-- SOURCE MATERIAL --
═══

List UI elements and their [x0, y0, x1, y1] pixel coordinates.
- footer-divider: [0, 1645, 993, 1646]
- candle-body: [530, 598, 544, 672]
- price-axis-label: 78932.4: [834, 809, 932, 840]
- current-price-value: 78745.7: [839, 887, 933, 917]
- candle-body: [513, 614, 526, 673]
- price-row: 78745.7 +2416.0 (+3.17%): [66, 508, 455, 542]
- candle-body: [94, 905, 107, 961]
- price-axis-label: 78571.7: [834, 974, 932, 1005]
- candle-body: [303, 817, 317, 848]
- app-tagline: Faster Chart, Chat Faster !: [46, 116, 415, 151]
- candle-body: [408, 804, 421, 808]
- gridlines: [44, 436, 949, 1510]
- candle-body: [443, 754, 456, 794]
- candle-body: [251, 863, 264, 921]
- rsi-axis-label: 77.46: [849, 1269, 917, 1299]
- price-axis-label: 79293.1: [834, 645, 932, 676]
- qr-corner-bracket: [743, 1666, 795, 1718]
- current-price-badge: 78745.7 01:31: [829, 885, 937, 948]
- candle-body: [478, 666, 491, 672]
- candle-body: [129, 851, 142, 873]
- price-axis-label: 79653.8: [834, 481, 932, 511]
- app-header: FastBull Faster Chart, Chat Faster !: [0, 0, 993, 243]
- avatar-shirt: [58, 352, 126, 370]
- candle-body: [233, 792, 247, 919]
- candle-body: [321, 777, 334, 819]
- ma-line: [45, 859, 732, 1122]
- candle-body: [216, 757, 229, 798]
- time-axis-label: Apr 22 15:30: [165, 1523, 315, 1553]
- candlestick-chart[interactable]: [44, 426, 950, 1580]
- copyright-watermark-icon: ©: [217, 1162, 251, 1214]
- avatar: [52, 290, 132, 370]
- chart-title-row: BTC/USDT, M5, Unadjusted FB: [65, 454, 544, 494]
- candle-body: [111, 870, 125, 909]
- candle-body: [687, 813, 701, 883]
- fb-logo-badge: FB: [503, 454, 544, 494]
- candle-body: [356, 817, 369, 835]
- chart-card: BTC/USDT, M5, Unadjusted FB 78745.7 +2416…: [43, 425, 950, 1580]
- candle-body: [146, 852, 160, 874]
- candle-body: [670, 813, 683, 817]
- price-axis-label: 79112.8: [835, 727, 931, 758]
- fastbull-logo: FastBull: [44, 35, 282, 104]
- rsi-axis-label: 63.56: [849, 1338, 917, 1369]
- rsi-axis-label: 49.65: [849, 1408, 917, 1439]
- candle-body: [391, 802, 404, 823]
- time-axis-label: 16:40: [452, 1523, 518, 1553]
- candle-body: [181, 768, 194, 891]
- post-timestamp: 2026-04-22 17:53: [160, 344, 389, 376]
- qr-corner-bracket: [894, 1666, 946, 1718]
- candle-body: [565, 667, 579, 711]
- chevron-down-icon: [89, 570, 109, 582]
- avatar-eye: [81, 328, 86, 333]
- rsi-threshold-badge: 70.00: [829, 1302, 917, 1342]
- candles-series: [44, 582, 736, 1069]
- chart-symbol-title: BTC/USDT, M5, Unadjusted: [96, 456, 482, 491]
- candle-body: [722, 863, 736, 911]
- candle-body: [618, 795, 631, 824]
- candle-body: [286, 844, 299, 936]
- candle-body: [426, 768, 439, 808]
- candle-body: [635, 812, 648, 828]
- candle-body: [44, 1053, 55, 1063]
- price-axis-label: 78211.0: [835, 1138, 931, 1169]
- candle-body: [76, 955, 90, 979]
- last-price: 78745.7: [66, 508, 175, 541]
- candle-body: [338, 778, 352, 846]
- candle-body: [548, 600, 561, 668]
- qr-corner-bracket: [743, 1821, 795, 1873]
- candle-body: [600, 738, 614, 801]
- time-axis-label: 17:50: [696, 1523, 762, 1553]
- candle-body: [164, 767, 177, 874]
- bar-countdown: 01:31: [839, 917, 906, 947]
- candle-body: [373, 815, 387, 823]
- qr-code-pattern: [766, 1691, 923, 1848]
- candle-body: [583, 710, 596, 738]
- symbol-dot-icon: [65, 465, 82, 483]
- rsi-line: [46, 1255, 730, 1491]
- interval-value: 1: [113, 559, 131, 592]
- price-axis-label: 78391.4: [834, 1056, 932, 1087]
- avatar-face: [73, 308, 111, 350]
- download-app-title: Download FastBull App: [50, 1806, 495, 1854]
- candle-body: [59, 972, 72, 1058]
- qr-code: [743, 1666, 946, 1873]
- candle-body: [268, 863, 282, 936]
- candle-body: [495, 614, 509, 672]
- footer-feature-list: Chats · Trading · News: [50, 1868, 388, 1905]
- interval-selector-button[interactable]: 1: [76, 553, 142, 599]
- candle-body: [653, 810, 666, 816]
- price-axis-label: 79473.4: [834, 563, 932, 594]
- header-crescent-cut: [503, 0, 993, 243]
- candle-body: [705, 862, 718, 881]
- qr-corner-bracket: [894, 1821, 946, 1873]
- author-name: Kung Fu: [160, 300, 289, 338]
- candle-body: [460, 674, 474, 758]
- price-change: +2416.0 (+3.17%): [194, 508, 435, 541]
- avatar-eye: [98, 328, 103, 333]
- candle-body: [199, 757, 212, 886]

═══

-- WRITTEN EXERCISE --
Reproduce all of the data above word for word, keeping every line exactly as it appears.

-- SOLUTION TO THIS PROBLEM --
List UI elements and their [x0, y0, x1, y1] pixel coordinates.
- footer-divider: [0, 1645, 993, 1646]
- candle-body: [530, 598, 544, 672]
- price-axis-label: 78932.4: [834, 809, 932, 840]
- current-price-value: 78745.7: [839, 887, 933, 917]
- candle-body: [513, 614, 526, 673]
- price-row: 78745.7 +2416.0 (+3.17%): [66, 508, 455, 542]
- candle-body: [94, 905, 107, 961]
- price-axis-label: 78571.7: [834, 974, 932, 1005]
- candle-body: [303, 817, 317, 848]
- app-tagline: Faster Chart, Chat Faster !: [46, 116, 415, 151]
- candle-body: [408, 804, 421, 808]
- gridlines: [44, 436, 949, 1510]
- candle-body: [443, 754, 456, 794]
- candle-body: [251, 863, 264, 921]
- rsi-axis-label: 77.46: [849, 1269, 917, 1299]
- price-axis-label: 79293.1: [834, 645, 932, 676]
- qr-corner-bracket: [743, 1666, 795, 1718]
- current-price-badge: 78745.7 01:31: [829, 885, 937, 948]
- candle-body: [478, 666, 491, 672]
- candle-body: [129, 851, 142, 873]
- price-axis-label: 79653.8: [834, 481, 932, 511]
- app-header: FastBull Faster Chart, Chat Faster !: [0, 0, 993, 243]
- avatar-shirt: [58, 352, 126, 370]
- candle-body: [233, 792, 247, 919]
- candle-body: [321, 777, 334, 819]
- ma-line: [45, 859, 732, 1122]
- candle-body: [216, 757, 229, 798]
- time-axis-label: Apr 22 15:30: [165, 1523, 315, 1553]
- candlestick-chart[interactable]: [44, 426, 950, 1580]
- copyright-watermark-icon: ©: [217, 1162, 251, 1214]
- avatar: [52, 290, 132, 370]
- chart-title-row: BTC/USDT, M5, Unadjusted FB: [65, 454, 544, 494]
- candle-body: [111, 870, 125, 909]
- candle-body: [687, 813, 701, 883]
- fb-logo-badge: FB: [503, 454, 544, 494]
- candle-body: [356, 817, 369, 835]
- chart-card: BTC/USDT, M5, Unadjusted FB 78745.7 +2416…: [43, 425, 950, 1580]
- candle-body: [146, 852, 160, 874]
- candle-body: [670, 813, 683, 817]
- price-axis-label: 79112.8: [835, 727, 931, 758]
- fastbull-logo: FastBull: [44, 35, 282, 104]
- rsi-axis-label: 63.56: [849, 1338, 917, 1369]
- rsi-axis-label: 49.65: [849, 1408, 917, 1439]
- candle-body: [391, 802, 404, 823]
- time-axis-label: 16:40: [452, 1523, 518, 1553]
- candle-body: [181, 768, 194, 891]
- post-timestamp: 2026-04-22 17:53: [160, 344, 389, 376]
- qr-corner-bracket: [894, 1666, 946, 1718]
- candle-body: [565, 667, 579, 711]
- chevron-down-icon: [89, 570, 109, 582]
- avatar-eye: [81, 328, 86, 333]
- rsi-threshold-badge: 70.00: [829, 1302, 917, 1342]
- candles-series: [44, 582, 736, 1069]
- chart-symbol-title: BTC/USDT, M5, Unadjusted: [96, 456, 482, 491]
- candle-body: [722, 863, 736, 911]
- candle-body: [618, 795, 631, 824]
- candle-body: [286, 844, 299, 936]
- candle-body: [426, 768, 439, 808]
- candle-body: [635, 812, 648, 828]
- candle-body: [44, 1053, 55, 1063]
- price-axis-label: 78211.0: [835, 1138, 931, 1169]
- candle-body: [76, 955, 90, 979]
- last-price: 78745.7: [66, 508, 175, 541]
- candle-body: [338, 778, 352, 846]
- candle-body: [548, 600, 561, 668]
- qr-corner-bracket: [743, 1821, 795, 1873]
- candle-body: [600, 738, 614, 801]
- time-axis-label: 17:50: [696, 1523, 762, 1553]
- candle-body: [164, 767, 177, 874]
- bar-countdown: 01:31: [839, 917, 906, 947]
- candle-body: [373, 815, 387, 823]
- qr-code-pattern: [766, 1691, 923, 1848]
- candle-body: [583, 710, 596, 738]
- symbol-dot-icon: [65, 465, 82, 483]
- rsi-line: [46, 1255, 730, 1491]
- interval-value: 1: [113, 559, 131, 592]
- price-axis-label: 78391.4: [834, 1056, 932, 1087]
- avatar-face: [73, 308, 111, 350]
- download-app-title: Download FastBull App: [50, 1806, 495, 1854]
- candle-body: [59, 972, 72, 1058]
- qr-code: [743, 1666, 946, 1873]
- candle-body: [268, 863, 282, 936]
- candle-body: [495, 614, 509, 672]
- footer-feature-list: Chats · Trading · News: [50, 1868, 388, 1905]
- interval-selector-button[interactable]: 1: [76, 553, 142, 599]
- candle-body: [653, 810, 666, 816]
- price-axis-label: 79473.4: [834, 563, 932, 594]
- header-crescent-cut: [503, 0, 993, 243]
- candle-body: [705, 862, 718, 881]
- qr-corner-bracket: [894, 1821, 946, 1873]
- author-name: Kung Fu: [160, 300, 289, 338]
- candle-body: [460, 674, 474, 758]
- price-change: +2416.0 (+3.17%): [194, 508, 435, 541]
- avatar-eye: [98, 328, 103, 333]
- candle-body: [199, 757, 212, 886]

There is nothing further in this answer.